> **Exercise**: Check every line below for the word "انجمن" and show those that hold it.

(Extracted records)
** begin **

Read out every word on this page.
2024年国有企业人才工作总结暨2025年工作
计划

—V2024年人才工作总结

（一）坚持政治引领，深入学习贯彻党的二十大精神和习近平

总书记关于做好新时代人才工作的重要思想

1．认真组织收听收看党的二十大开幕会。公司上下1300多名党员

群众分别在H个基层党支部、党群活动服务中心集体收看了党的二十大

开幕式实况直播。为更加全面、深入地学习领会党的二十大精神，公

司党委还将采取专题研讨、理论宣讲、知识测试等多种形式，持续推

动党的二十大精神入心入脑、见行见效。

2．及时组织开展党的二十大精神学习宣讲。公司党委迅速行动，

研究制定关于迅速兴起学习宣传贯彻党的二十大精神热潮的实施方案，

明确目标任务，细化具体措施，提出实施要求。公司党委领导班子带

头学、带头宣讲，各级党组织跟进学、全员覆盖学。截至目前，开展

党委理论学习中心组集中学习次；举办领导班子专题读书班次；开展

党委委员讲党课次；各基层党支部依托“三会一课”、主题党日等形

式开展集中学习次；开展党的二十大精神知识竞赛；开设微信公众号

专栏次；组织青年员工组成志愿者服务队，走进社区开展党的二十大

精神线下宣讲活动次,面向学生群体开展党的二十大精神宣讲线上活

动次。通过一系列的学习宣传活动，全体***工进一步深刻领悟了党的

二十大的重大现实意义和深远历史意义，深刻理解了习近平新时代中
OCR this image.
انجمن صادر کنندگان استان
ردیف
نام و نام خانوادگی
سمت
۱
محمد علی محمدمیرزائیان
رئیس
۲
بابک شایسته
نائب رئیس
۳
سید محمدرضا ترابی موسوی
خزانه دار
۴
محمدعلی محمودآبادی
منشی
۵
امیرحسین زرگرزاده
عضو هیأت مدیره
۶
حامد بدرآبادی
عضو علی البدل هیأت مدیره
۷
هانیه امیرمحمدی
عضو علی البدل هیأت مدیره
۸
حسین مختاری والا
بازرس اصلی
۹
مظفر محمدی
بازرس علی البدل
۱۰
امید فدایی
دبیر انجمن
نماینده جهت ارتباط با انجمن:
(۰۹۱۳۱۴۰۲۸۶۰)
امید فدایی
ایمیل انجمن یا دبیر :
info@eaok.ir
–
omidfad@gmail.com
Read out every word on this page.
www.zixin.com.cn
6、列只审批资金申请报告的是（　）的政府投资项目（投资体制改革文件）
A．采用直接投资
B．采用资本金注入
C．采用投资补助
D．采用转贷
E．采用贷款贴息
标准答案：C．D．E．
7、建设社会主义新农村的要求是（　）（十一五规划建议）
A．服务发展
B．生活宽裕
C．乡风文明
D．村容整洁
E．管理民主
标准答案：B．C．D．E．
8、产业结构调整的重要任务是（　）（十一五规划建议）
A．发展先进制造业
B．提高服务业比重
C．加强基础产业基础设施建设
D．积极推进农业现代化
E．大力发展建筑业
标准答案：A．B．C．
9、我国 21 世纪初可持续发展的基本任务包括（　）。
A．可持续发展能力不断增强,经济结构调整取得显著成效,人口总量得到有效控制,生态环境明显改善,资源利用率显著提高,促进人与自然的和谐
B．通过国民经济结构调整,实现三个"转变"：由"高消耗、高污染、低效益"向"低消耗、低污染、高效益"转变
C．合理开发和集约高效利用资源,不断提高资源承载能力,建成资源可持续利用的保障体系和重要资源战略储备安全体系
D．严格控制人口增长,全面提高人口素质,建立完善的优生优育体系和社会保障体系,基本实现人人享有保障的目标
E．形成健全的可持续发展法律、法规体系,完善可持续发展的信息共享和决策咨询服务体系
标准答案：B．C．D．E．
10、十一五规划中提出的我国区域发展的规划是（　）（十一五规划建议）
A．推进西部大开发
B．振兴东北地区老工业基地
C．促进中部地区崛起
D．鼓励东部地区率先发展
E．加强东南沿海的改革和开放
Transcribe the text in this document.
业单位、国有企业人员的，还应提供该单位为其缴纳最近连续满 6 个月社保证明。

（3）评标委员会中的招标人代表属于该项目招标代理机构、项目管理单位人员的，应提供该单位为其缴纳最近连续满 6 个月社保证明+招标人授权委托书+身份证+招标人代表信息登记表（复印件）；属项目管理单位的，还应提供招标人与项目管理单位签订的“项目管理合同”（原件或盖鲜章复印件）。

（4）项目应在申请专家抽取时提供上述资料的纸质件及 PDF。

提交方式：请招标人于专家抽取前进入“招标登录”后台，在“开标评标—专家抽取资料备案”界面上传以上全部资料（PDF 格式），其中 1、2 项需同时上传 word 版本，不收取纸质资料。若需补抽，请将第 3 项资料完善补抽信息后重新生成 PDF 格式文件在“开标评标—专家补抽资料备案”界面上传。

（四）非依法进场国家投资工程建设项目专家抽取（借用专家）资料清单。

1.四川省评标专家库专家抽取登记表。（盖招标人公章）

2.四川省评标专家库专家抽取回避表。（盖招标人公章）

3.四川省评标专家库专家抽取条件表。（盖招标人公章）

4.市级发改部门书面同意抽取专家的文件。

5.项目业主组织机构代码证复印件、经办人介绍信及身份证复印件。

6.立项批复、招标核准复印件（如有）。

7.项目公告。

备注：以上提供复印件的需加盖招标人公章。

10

** end **

> **Written reply**:
انجمن صادر کنندگان استان
دبیر انجمن
نماینده جهت ارتباط با انجمن:
ایمیل انجمن یا دبیر :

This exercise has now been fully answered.